Cada vez mais a mídia tem tratado do meio ambiente. Mas, em muitos casos, o faz de forma alarmista, impondo o medo em relação ao futuro. Essa é a melhor maneira de informar as pessoas sobre as questões do meio ambiente?

Sensacionalismo não combina com credibilidade. Um dos assuntos fundamentais na minha profissão é a calibragem que precisa existir entre como reportar a crise sem esvaziar a perspectiva da mudança. As pessoas precisam se sentir não apenas como parte do problema, mas também como parte da solução. Como você salientou, há um risco de causar uma prostração nas pessoas, pois elas acabam desestimuladas em relação ao futuro. Quando você perde a esperança, você perde tudo. Isso é muito sério porque o jornalismo não pode ser pensado apenas em termos lógicos e racionais. O jornalismo tem uma dimensão emocional, a qual é pouco trabalhada. Uma das questões que precisam ser refletidas no jornalismo no século XXI é justamente o cuidado com a forma como se reportam certos assuntos. É preciso ter a ética do cuidado. Quanto mais sensacionalista for uma mídia na cobertura dos assuntos ambientais, menos credibilidade ela tem. O recurso do jornalismo pobre é a apelação. O desafio que está colocado para o profissional de comunicação é ser claro o suficiente para demonstrar para as pessoas o senso de urgência, mostrar que não basta mudar, tem que mudar rápido.

**Exercícios propostos:**
1. Liste todas as frases do trecho apresentado que contêm a palavra "jornalismo".
2. Traduza para o inglês a frase do trecho apresentado "Quando você perde a esperança, você perde tudo."
3. Reproduza uma parte do trecho apresentado: comece nas palavras "Cada vez mais" e pare logo depois de "do meio ambiente?".
Os registros não são necessários para resolver nenhuma das atividades.

**Excertos de dados:**
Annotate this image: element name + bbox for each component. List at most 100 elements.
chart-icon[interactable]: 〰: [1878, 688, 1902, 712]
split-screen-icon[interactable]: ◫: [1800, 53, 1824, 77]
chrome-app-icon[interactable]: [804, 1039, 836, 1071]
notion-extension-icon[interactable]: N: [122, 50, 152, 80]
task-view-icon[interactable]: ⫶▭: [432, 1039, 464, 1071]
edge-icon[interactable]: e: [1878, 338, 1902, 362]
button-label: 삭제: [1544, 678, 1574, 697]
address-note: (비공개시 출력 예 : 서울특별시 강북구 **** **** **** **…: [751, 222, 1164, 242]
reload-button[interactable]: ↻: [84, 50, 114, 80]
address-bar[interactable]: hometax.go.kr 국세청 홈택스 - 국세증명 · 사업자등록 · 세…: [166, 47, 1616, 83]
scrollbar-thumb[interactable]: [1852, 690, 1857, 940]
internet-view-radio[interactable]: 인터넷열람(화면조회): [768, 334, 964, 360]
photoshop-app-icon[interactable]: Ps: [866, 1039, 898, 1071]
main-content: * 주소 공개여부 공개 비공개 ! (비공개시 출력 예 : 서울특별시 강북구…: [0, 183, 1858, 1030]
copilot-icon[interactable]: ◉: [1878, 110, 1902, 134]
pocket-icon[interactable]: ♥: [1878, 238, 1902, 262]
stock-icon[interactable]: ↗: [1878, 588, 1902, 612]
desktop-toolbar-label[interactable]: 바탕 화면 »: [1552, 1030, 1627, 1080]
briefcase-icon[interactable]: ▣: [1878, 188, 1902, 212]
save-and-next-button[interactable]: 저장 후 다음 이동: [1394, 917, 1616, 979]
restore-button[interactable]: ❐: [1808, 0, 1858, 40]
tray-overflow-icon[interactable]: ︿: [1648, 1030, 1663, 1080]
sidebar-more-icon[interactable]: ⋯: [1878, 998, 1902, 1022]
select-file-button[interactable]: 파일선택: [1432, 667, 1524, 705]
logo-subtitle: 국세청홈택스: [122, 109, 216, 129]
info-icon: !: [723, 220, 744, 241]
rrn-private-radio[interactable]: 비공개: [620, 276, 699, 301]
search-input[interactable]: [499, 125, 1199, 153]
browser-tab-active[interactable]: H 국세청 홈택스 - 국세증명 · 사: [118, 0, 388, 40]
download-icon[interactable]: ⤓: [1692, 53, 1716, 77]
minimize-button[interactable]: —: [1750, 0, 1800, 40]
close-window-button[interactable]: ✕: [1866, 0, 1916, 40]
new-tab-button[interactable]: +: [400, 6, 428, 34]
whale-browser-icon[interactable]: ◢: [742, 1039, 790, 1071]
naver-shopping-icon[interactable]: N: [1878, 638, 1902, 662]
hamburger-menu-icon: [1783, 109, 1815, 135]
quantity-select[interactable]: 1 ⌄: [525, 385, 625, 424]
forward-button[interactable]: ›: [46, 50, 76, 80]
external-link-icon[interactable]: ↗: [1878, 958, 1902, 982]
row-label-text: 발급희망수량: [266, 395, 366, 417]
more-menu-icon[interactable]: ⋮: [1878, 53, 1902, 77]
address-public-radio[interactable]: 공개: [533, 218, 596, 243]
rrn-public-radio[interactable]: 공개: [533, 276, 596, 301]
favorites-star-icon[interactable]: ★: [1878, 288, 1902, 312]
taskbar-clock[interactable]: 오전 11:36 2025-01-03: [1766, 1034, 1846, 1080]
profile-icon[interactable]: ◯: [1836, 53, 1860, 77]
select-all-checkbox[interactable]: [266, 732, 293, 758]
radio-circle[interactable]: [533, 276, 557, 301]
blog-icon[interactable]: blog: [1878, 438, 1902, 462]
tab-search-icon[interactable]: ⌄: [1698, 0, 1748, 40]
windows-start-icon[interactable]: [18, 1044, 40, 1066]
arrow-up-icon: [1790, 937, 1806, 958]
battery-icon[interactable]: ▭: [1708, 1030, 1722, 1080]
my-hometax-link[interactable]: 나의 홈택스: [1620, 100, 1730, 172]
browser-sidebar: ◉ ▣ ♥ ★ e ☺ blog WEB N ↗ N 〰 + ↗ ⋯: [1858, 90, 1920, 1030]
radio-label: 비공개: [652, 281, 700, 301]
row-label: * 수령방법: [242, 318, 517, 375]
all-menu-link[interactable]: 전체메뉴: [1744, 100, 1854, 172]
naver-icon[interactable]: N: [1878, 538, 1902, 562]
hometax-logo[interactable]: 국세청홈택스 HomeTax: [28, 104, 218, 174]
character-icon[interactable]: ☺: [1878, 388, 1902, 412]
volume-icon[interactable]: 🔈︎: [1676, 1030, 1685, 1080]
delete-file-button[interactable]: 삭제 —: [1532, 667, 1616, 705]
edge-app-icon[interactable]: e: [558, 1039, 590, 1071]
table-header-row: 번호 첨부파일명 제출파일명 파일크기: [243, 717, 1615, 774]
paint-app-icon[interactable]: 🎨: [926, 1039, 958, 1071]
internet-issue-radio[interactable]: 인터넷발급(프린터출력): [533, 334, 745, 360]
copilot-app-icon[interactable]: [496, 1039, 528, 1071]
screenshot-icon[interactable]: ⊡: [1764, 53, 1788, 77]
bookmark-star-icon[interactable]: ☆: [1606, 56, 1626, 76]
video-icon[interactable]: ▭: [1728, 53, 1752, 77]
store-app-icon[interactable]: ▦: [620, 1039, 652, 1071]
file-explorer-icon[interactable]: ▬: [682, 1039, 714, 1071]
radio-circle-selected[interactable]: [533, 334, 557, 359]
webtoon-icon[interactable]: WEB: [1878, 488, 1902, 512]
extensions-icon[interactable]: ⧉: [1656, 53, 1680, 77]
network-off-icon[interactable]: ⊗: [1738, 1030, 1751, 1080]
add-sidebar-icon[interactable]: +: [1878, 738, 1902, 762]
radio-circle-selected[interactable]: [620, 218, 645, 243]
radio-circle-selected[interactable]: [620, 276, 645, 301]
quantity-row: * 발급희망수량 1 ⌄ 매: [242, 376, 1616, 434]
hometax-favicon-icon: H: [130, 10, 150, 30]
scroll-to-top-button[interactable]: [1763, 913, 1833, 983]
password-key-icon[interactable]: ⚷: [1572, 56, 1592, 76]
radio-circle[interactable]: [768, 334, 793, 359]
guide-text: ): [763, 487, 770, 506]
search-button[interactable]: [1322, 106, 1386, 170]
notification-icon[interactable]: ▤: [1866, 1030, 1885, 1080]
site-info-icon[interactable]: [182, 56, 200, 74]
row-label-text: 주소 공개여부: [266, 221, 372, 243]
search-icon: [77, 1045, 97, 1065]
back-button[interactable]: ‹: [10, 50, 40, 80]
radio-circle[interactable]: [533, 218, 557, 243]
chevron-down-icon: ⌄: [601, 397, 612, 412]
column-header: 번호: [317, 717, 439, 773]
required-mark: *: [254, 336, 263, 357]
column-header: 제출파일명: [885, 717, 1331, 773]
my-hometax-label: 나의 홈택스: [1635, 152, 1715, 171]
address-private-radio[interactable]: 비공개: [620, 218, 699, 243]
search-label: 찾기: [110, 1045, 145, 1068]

**Respostas finais:**
1.
- Isso é muito sério porque o jornalismo não pode ser pensado apenas em termos lógicos e racionais.
- O jornalismo tem uma dimensão emocional, a qual é pouco trabalhada.
- Uma das questões que precisam ser refletidas no jornalismo no século XXI é justamente o cuidado com a forma como se reportam certos assuntos.
- O recurso do jornalismo pobre é a apelação.

2. When you lose hope, you lose everything.

3.
Cada vez mais a mídia tem tratado do meio ambiente. Mas, em muitos casos, o faz de forma alarmista, impondo o medo em relação ao futuro. Essa é a melhor maneira de informar as pessoas sobre as questões do meio ambiente?